The take away lesson, and one I manage to keep learning the hard way is...
"Use the right equipment the first time."
Here are the measurements from last night. Tweeter, Woofer and Drivers in Parallel. All three are taken out doors on a 7ft ladder. The microphone position is 18 inches away and on axis with the geometric center of the baffle. The mic/speaker system was not moved during these three measurements. My goal was to measure the acoustic offset of the woofer in relation to the tweeter.
The result I came up with (using Xsim) is an acoustic offset of -0.18 inches.
Please have a look and let me know if you obtain the same result.
The parallel measurement showed a very interesting null at approximately 5.7 KHz! Is this interesting or significant? How should it inform my crossover strategy?
I got curious and took several off axis measurements. I can share those results if you are interested.
After moving the speaker around... I decided to come back and invert the polarity of the tweeter to see what happened to the parallel response. I included this "bonus" test shot for the curious. Not sure if it is helpful because the speaker and microphone had been re-positioned quite a bit.
I also have Near Field Woofer and Near Field Port measurements if you are inclined.
I cannot say enough how grateful I am for for the help and expertise you all shared with me. Thank you!
***A point of order:
Now that we have achieved accurate measurements should we close the thread? I have many more questions on how to interpret and use these measurements but I'm wondering if I should start a new thread to address those topics.
Attachments
I am the first who don't measure at 1m, but 18" is probably a too short distance to be effectively considered far field for your speaker.
This info is irrelevant as you will create LP and HP filters, after you can't treat your drivers as being in parallel anymore.
Are you sure? This value in my experience is pretty low.
Ralf
Great! 🙂 As Ralf said 18" is probably a bit too close. About the closest I have taken measurements at is 0.6M (24") , but the reason for getting closer is to get a cleaner impulse. At 7 feet up a ladder, I would think that you could easily go to 1M or even 2M (provided there are no other surfaces within that distance and still get excellent results.
You used Jeff Bagby's method for working out the accoustic distance I take it? 0.18" is about 4.5mm which does seem on the low side, around 15mm is fairly typical, unless you have a semi-horn loaded tweeter. Are you flush mounting the tweeter and surface mounting the woofer? That could definitely reduce the offset.
Tony.
You used Jeff Bagby's method for working out the accoustic distance I take it? 0.18" is about 4.5mm which does seem on the low side, around 15mm is fairly typical, unless you have a semi-horn loaded tweeter. Are you flush mounting the tweeter and surface mounting the woofer? That could definitely reduce the offset.
Tony.
The tweeter is flush mounted (5mm deep) but it also has that protruding (waveguide?) cone coming out of the center. Could this be skewing the results?

- [Set of tasks]:
(a) List the three measurements from last night that the poster describes in the speaker measurement thread.
(b) Extend the speaker measurement thread with one more reply that begins after its final post.

Element position data
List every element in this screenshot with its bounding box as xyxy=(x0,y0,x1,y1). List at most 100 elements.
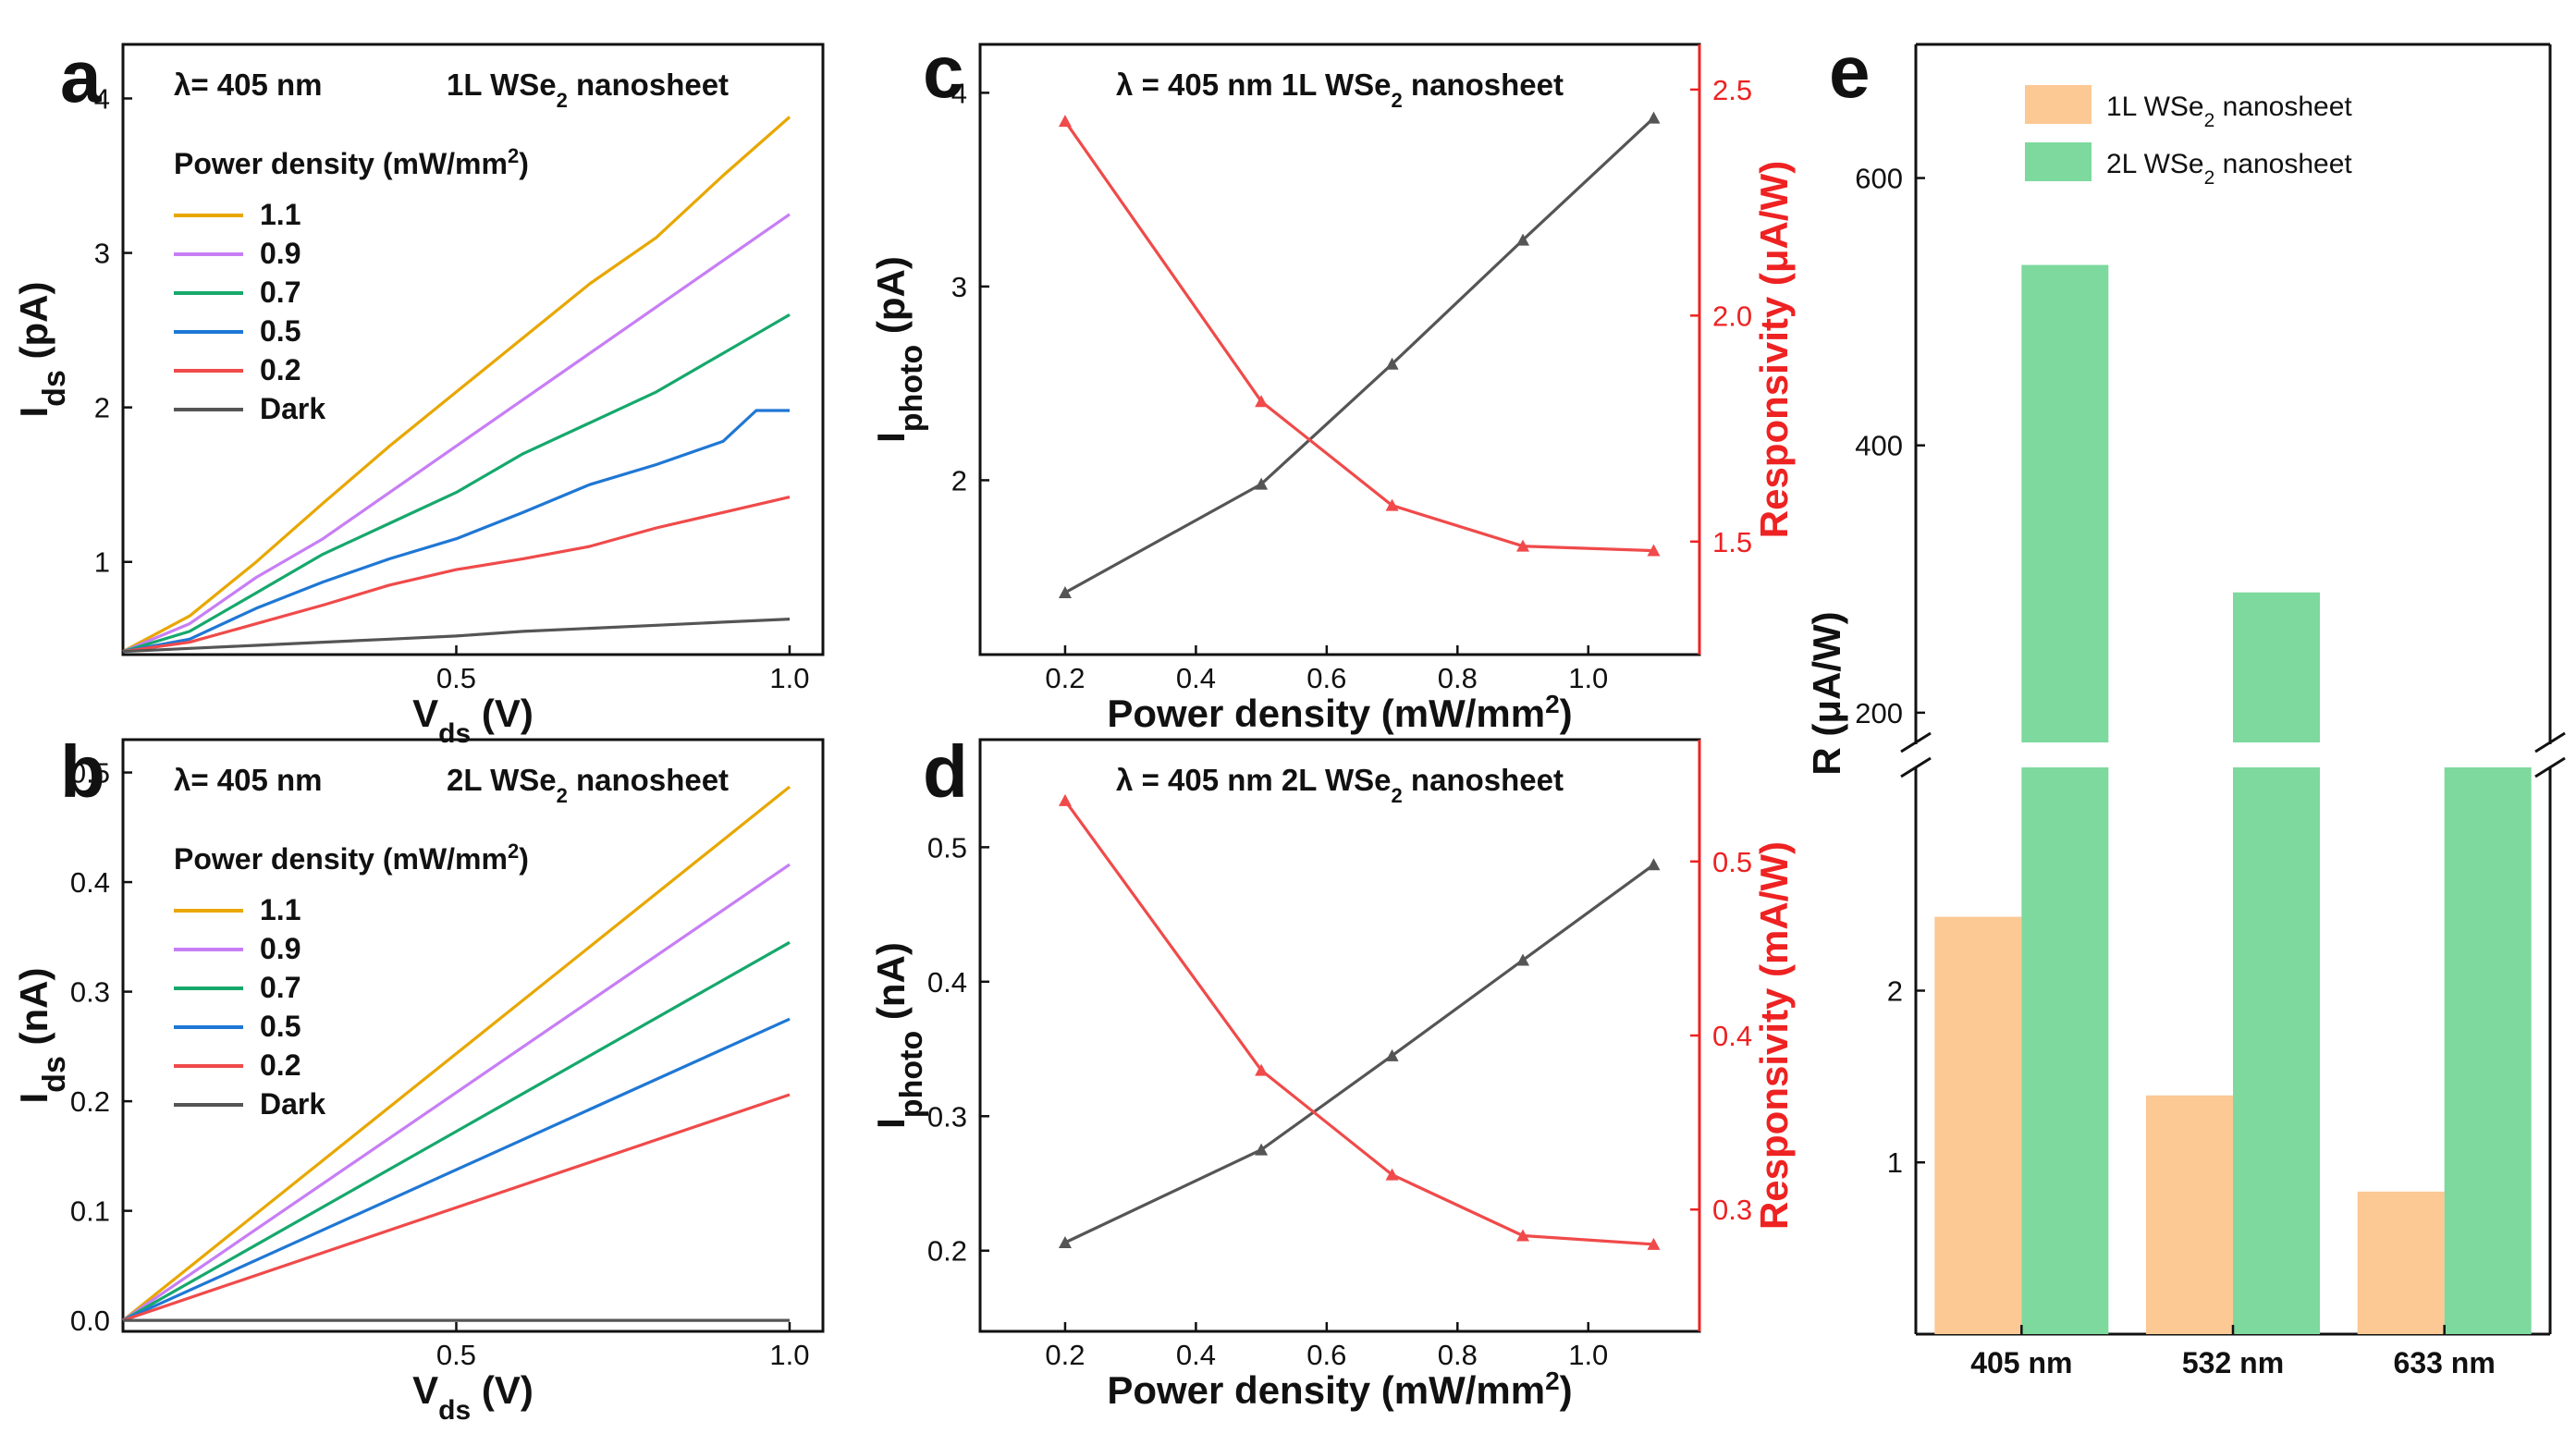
y-tick-label: 600 xyxy=(1855,163,1903,195)
x-tick-label: 0.5 xyxy=(436,1339,476,1371)
y-tick-label: 2 xyxy=(94,392,110,424)
x-label-sup: 2 xyxy=(1545,1366,1560,1395)
title-main: λ = 405 nm 2L WSe xyxy=(1116,763,1391,797)
legend-title-text: Power density (mW/mm xyxy=(174,147,508,180)
y-tick-label: 4 xyxy=(951,77,967,109)
legend-label-0.5: 0.5 xyxy=(260,314,301,348)
series-line-Dark xyxy=(122,618,791,654)
panel-letter-e: e xyxy=(1829,31,1871,113)
x-axis-label: Power density (mW/mm2) xyxy=(1107,1366,1572,1413)
data-point-Responsivity xyxy=(1058,115,1072,128)
y-label-unit: (pA) xyxy=(869,256,913,345)
data-point-Iphoto xyxy=(1516,233,1530,246)
legend-label-0.7: 0.7 xyxy=(260,971,301,1004)
series-line-0.7 xyxy=(122,313,791,654)
y-label-main: I xyxy=(869,432,913,443)
y-label-sub: ds xyxy=(37,1056,72,1093)
y-tick-label: 0.0 xyxy=(70,1305,110,1337)
panel-letter-d: d xyxy=(923,730,968,813)
x-label-unit: (V) xyxy=(471,1368,534,1412)
legend-label-0.9: 0.9 xyxy=(260,932,301,965)
title-sub: 2 xyxy=(1392,89,1403,112)
x-tick-label: 0.2 xyxy=(1045,662,1085,694)
panel-title: λ = 405 nm 1L WSe2 nanosheet xyxy=(1116,67,1564,112)
axis-break-mark xyxy=(1900,731,1932,754)
legend-name: 2L WSe xyxy=(2106,149,2204,179)
legend-title-text: Power density (mW/mm xyxy=(174,842,508,876)
title-wavelength: λ= 405 nm xyxy=(174,67,323,102)
data-point-Responsivity xyxy=(1647,544,1661,557)
series-line-0.9 xyxy=(122,213,791,654)
y2-tick-label: 2.5 xyxy=(1712,74,1752,106)
legend-swatch-1 xyxy=(2025,142,2091,181)
series-line-0.5 xyxy=(122,409,790,654)
title-rest: nanosheet xyxy=(1403,67,1564,102)
axis-break-mark xyxy=(2534,756,2566,778)
legend-label-Dark: Dark xyxy=(260,392,325,425)
data-point-Responsivity xyxy=(1516,539,1530,552)
data-point-Iphoto xyxy=(1058,585,1072,598)
series-line-Responsivity xyxy=(1063,120,1654,553)
panel-title: λ = 405 nm 2L WSe2 nanosheet xyxy=(1116,763,1564,807)
panel-title-wavelength: λ= 405 nm xyxy=(174,67,323,102)
y-axis-label: Ids (nA) xyxy=(12,968,72,1104)
legend-title-end: ) xyxy=(519,842,529,876)
y2-tick-label: 0.3 xyxy=(1712,1194,1752,1226)
panel-c: 0.2 0.4 0.6 0.8 1.0 2 3 4 1.5 2.0 2.5 λ = 405 nm 1L… xyxy=(869,43,1796,735)
x-axis-label: Vds (V) xyxy=(412,692,534,749)
y-label-main: I xyxy=(12,1093,55,1104)
y-tick-label: 200 xyxy=(1855,697,1903,729)
plot-frame xyxy=(121,43,825,656)
title-rest: nanosheet xyxy=(1403,763,1564,797)
legend-sub: 2 xyxy=(2204,110,2215,131)
legend-label-0.2: 0.2 xyxy=(260,353,301,386)
title-sub: 2 xyxy=(557,89,568,112)
y-label-sub: photo xyxy=(894,1031,929,1118)
bar-2L-lower-633 nm xyxy=(2444,767,2532,1334)
data-point-Responsivity xyxy=(1385,1168,1399,1181)
y-tick-label: 0.5 xyxy=(70,757,110,790)
x-tick-label: 0.5 xyxy=(436,662,476,694)
legend-label-0.9: 0.9 xyxy=(260,237,301,270)
y2-axis-label: Responsivity (μA/W) xyxy=(1752,161,1796,538)
title-material: 2L WSe xyxy=(447,763,557,797)
title-wavelength: λ= 405 nm xyxy=(174,763,323,797)
data-point-Iphoto xyxy=(1255,477,1269,490)
x-label-sub: ds xyxy=(438,718,471,749)
y-tick-label: 0.2 xyxy=(70,1085,110,1118)
x-label-end: ) xyxy=(1560,1368,1573,1412)
x-tick-label: 405 nm xyxy=(1970,1346,2072,1379)
y-tick-label: 3 xyxy=(94,238,110,270)
plot-frame xyxy=(978,43,1701,656)
series-line-1.1 xyxy=(122,116,791,654)
legend-label-0.7: 0.7 xyxy=(260,276,301,309)
y-tick-label: 1 xyxy=(94,546,110,579)
y-tick-label: 4 xyxy=(94,82,110,115)
y-axis-label: Iphoto (pA) xyxy=(869,256,929,443)
x-tick-label: 0.6 xyxy=(1306,662,1346,694)
panel-title-material: 2L WSe2 nanosheet xyxy=(447,763,729,807)
title-main: λ = 405 nm 1L WSe xyxy=(1116,67,1391,102)
data-point-Responsivity xyxy=(1647,1237,1661,1250)
y2-axis-label: Responsivity (mA/W) xyxy=(1752,841,1796,1230)
legend-title-end: ) xyxy=(519,147,529,180)
y-label-unit: (nA) xyxy=(12,968,55,1057)
bar-2L-upper-532 nm xyxy=(2233,592,2320,742)
legend-rest: nanosheet xyxy=(2214,149,2352,179)
data-point-Iphoto xyxy=(1385,1048,1399,1061)
y-tick-label: 0.2 xyxy=(927,1235,967,1268)
data-point-Iphoto xyxy=(1647,858,1661,871)
data-point-Responsivity xyxy=(1255,1063,1269,1076)
y-label-unit: (nA) xyxy=(869,942,913,1031)
x-label-sup: 2 xyxy=(1545,690,1560,718)
x-label-main: Power density (mW/mm xyxy=(1107,692,1545,735)
y-tick-label: 2 xyxy=(1887,974,1903,1007)
title-sub: 2 xyxy=(557,784,568,807)
title-sub: 2 xyxy=(1392,784,1403,807)
panel-title-wavelength: λ= 405 nm xyxy=(174,763,323,797)
legend-title-sup: 2 xyxy=(508,144,519,167)
y-tick-label: 0.1 xyxy=(70,1195,110,1228)
series-line-1.1 xyxy=(122,785,791,1322)
panel-title-material: 1L WSe2 nanosheet xyxy=(447,67,729,112)
panel-letter-c: c xyxy=(923,31,964,113)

- [Results by task]:
(a) Tweeter, Woofer, and Drivers in Parallel.

(b)
The tweeter is also offset on the baffle. I have included a screen shot of my second attempt to find the Z axis alignment. It has now changed to 10mm by my estimate using Jeff Bagby's Software and method. In the first attempt (resulting in 4.5mm) I used Xsim and did not account for tweeter offset.
I have included the screen shot of the values and results below.
There is still some discrepancy in the simulation vs the measured result. This is about as good as I could align the simulation to measured results. I can't remember if I adjusted the volume of the amplifier or gain of the signal during the final parallel measurement...
Should I give this another go with a more distant microphone placement? Should I be expecting better results?
The tweeter is also offset on the baffle. I have included a screen shot of my second attempt to find the Z axis alignment. It has now changed to 10mm by my estimate using Jeff Bagby's Software and method. In the first attempt (resulting in 4.5mm) I used Xsim and did not account for tweeter offset.
I have included the screen shot of the values and results below.
There is still some discrepancy in the simulation vs the measured result. This is about as good as I could align the simulation to measured results. I can't remember if I adjusted the volume of the amplifier or gain of the signal during the final parallel measurement...
Should I give this another go with a more distant microphone placement? Should I be expecting better results?
Attachments
Z-offset offset for tweeter centered on baffle will be different from it to one side, depending on which X-axis the measurement is taken. The tweeter 'waveguide' does not change the Z-origin of the tweeter. But if your design axis is baffle center, (as it should be) ~4.5mm sounds about right as the tweeter is also further away from mic.
The combined measurement is not useful. If you measure both woofer and tweeter on listening axis without moving the mic you do not need to add the offset again as it is embedded in the result.
You do need to add the woofer nearfield though, can be done in REW else you will end up adding too much BSC. The ~20dB of baffle step you have is misleading. It is rarely more than 3dB for rooms in my country. For most speakers, 4 to 4.5dB is sufficient. Aim for a merge point around 500-700Hz.
It also appears you have some baffle effect around 1k, which seems to show as a peaking response for both woofer and tweeter, some of this is due to the very close measuring distance. There likely will be some work to be done here in crossover also, but that comes later.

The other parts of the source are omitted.